Records supplied
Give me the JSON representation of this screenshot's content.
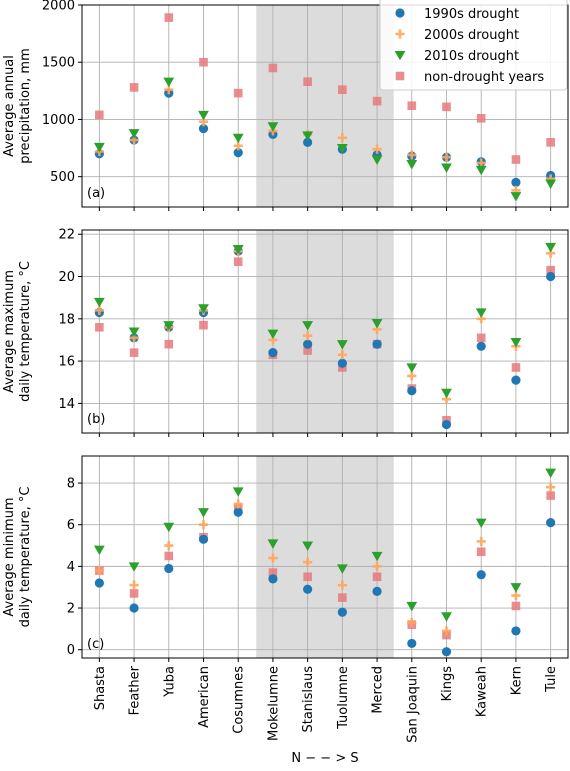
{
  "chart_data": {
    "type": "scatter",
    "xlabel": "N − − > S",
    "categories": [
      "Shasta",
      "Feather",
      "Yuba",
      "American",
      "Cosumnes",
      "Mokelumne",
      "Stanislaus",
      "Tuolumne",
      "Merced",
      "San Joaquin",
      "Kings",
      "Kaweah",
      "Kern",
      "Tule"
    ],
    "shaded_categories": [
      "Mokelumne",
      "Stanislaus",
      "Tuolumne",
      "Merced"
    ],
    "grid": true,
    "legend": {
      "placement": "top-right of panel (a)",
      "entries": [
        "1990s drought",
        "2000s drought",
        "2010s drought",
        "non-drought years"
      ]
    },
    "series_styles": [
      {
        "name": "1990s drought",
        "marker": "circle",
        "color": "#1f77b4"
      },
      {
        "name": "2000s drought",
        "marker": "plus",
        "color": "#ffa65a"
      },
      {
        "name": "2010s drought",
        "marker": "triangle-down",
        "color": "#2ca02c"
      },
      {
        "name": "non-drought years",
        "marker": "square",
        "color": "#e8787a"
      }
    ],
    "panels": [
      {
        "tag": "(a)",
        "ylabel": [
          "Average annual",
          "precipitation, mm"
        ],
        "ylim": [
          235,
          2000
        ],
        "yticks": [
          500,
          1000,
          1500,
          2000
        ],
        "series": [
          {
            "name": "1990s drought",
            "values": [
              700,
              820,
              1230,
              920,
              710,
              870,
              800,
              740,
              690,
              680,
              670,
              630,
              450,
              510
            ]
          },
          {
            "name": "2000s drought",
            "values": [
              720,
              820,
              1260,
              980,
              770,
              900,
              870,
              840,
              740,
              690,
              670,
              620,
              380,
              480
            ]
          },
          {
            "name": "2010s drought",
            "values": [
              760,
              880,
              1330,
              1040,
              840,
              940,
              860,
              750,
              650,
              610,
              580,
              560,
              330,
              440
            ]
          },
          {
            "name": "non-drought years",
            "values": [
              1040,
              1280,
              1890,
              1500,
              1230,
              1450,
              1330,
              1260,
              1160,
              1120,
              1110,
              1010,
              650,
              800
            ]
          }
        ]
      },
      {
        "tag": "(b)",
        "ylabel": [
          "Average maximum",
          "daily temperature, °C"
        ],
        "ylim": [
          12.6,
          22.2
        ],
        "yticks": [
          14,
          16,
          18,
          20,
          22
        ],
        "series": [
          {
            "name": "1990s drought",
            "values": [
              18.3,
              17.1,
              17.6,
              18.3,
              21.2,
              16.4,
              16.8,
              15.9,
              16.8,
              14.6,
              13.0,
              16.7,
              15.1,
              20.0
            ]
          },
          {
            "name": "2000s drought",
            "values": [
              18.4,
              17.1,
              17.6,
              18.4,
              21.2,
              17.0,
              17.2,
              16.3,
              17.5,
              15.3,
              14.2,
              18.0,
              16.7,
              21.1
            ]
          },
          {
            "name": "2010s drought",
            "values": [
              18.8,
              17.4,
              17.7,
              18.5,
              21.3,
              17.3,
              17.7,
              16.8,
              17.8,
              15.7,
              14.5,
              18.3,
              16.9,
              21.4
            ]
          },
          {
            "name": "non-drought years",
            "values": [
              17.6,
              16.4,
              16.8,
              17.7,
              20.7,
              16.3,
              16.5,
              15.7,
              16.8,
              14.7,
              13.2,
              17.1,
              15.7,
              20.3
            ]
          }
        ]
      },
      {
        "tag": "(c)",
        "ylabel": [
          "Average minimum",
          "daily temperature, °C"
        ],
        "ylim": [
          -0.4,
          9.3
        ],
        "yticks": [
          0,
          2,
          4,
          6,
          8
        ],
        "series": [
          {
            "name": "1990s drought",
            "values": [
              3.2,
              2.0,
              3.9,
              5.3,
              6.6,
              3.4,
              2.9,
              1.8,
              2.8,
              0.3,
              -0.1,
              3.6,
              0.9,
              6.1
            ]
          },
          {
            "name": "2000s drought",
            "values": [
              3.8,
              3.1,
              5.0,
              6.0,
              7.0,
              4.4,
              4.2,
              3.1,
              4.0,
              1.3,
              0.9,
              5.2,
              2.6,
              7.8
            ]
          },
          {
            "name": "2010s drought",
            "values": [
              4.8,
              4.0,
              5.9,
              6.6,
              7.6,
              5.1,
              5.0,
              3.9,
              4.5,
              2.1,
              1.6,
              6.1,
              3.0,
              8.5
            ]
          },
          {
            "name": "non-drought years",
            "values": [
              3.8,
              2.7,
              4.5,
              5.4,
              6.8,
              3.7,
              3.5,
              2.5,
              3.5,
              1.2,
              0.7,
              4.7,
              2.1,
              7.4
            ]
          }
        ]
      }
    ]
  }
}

--

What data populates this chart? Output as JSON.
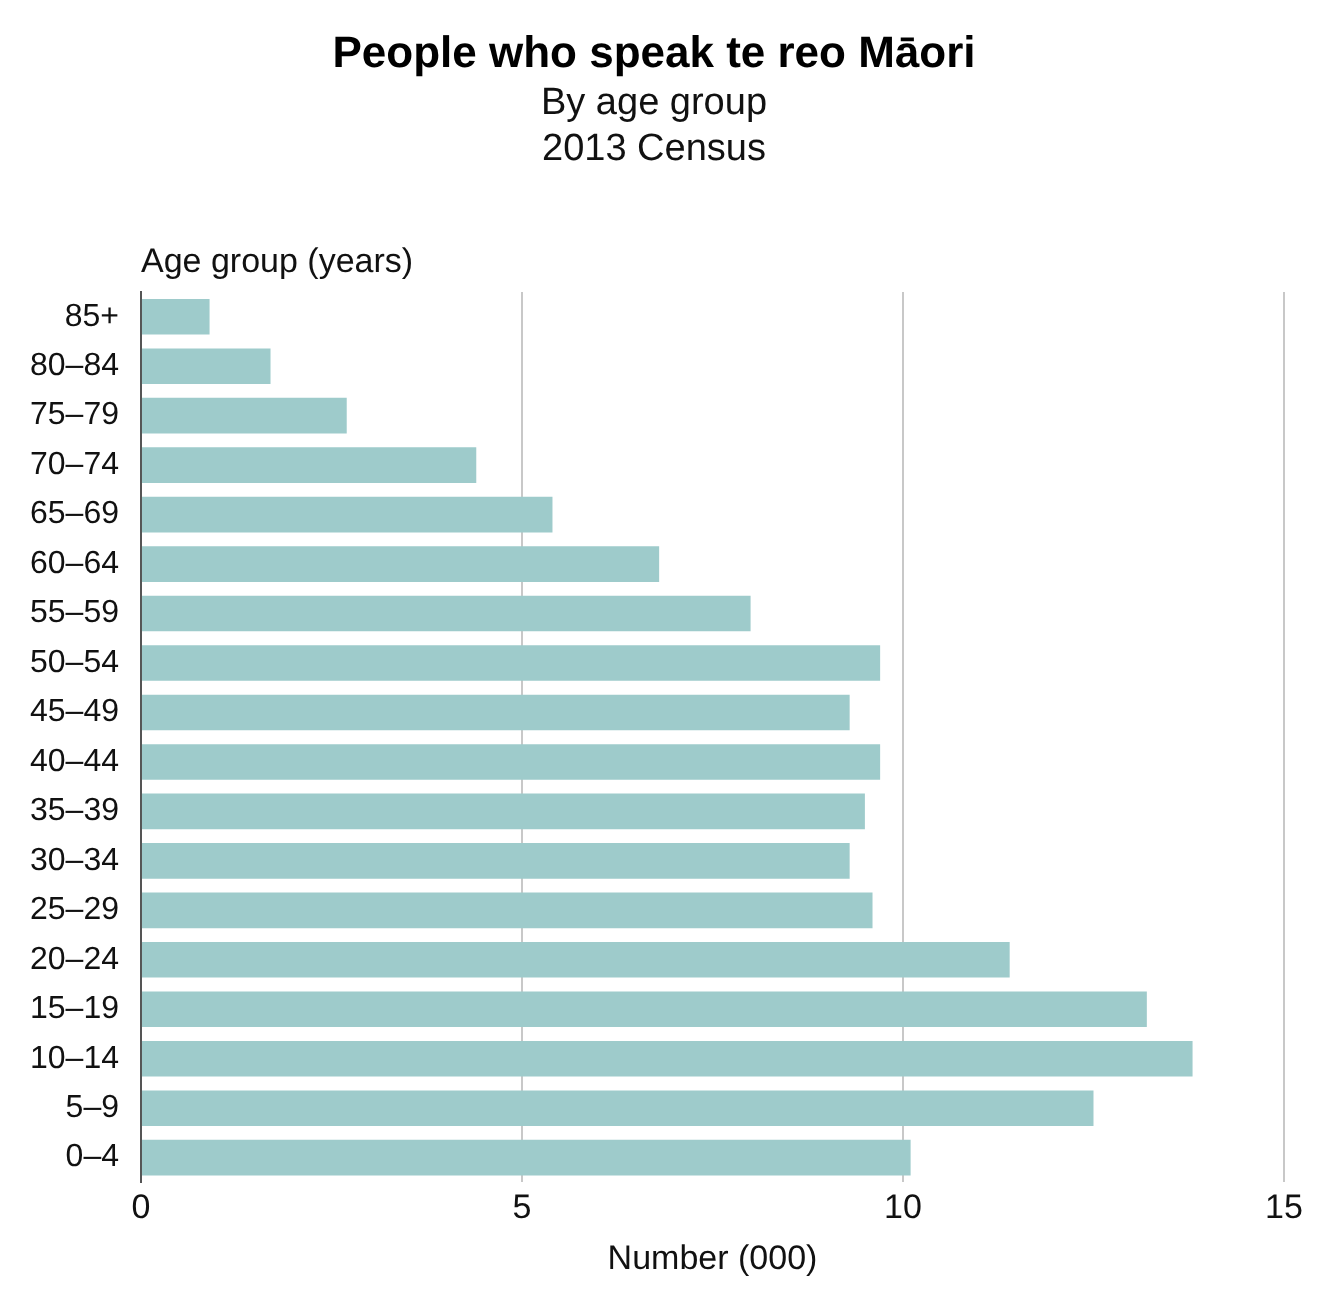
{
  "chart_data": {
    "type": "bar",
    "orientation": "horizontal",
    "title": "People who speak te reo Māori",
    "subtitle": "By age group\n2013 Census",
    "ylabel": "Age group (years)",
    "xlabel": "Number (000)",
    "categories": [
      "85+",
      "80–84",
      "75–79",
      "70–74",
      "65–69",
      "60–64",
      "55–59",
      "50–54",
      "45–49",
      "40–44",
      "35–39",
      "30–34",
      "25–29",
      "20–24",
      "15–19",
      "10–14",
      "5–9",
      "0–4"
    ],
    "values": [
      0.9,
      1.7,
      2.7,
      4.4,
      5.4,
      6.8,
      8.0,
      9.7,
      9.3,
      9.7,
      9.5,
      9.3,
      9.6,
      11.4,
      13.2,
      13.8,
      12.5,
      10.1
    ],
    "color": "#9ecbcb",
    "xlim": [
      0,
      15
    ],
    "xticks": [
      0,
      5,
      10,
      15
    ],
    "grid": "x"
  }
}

==

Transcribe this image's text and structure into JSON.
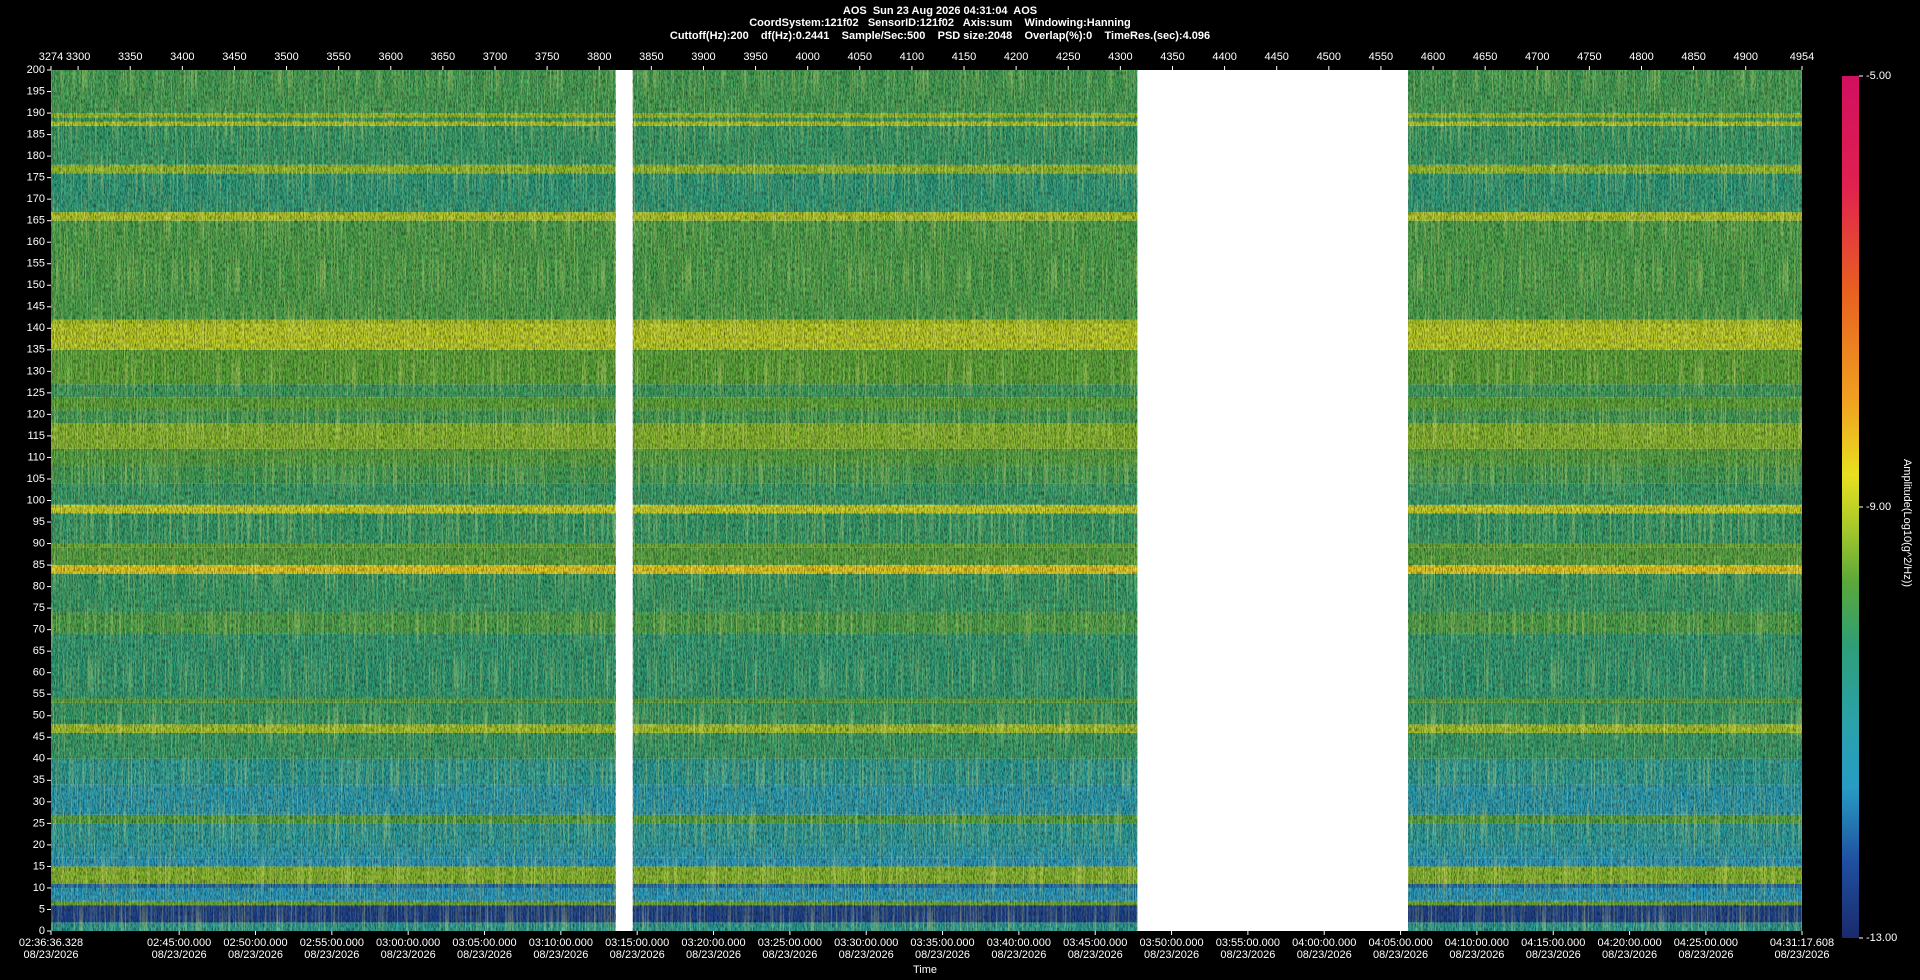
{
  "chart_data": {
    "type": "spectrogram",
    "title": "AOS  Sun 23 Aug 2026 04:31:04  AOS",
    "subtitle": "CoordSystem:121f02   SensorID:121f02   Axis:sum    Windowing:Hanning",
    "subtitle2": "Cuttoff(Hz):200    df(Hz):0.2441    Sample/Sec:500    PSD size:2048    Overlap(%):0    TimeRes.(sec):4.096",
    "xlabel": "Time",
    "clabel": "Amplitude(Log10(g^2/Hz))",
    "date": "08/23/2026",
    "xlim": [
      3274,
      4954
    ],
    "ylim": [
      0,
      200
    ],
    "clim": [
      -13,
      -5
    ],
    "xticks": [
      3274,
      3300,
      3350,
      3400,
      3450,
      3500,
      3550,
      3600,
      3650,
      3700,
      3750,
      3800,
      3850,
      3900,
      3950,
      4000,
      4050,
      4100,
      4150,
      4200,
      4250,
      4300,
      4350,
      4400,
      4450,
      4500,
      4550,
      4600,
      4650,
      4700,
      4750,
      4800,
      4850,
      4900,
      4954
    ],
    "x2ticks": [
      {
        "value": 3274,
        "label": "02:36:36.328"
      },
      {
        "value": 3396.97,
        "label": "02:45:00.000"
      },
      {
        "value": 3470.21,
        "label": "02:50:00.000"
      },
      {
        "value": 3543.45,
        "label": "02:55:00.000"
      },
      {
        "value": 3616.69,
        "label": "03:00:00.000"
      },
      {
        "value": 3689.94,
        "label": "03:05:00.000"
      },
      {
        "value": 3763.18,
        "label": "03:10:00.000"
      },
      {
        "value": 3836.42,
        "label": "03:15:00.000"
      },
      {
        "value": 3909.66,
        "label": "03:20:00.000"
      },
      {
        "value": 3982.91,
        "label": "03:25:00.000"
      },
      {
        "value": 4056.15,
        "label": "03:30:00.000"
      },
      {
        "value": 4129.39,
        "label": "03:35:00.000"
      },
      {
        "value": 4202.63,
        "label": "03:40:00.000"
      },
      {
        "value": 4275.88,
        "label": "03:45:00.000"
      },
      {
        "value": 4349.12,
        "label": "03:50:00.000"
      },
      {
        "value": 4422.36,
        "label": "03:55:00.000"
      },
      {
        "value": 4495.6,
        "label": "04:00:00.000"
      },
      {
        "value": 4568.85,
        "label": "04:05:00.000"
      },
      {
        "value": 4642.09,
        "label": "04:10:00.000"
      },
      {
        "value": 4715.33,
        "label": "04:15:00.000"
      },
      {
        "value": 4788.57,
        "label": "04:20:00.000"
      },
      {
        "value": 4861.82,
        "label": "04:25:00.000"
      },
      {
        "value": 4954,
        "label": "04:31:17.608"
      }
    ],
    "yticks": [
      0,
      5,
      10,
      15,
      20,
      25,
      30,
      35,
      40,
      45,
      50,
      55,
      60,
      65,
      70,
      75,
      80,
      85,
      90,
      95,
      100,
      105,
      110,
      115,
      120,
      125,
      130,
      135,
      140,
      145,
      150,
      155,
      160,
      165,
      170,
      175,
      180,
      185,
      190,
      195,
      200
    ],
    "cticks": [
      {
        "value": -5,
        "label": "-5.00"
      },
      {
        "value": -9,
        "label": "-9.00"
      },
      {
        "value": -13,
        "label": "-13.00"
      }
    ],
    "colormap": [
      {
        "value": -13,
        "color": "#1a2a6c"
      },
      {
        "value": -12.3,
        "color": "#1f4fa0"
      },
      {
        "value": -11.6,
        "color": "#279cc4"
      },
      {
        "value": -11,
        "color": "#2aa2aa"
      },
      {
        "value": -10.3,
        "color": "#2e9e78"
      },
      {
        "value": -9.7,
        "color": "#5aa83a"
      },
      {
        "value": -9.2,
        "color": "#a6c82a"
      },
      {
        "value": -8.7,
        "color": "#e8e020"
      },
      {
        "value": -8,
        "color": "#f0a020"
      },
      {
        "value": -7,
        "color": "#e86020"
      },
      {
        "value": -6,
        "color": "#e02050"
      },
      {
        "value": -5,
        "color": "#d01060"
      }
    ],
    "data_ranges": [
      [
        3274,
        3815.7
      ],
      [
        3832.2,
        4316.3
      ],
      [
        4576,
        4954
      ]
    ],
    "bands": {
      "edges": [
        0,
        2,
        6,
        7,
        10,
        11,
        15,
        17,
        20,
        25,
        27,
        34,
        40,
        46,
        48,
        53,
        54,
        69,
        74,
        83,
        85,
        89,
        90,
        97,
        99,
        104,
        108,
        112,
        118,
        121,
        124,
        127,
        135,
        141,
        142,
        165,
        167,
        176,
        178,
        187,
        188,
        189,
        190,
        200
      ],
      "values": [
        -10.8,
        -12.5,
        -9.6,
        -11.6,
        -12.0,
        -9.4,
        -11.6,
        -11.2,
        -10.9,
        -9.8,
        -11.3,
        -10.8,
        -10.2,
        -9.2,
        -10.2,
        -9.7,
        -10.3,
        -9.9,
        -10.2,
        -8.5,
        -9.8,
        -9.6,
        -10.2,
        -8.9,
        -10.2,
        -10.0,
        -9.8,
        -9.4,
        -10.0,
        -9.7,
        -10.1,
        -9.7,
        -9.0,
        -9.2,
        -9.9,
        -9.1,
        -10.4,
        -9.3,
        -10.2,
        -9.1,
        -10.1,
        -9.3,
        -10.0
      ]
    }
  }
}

What to produce
How many of the lines above hold the word "xlabel"? Give only that number.

Output of the exercise
3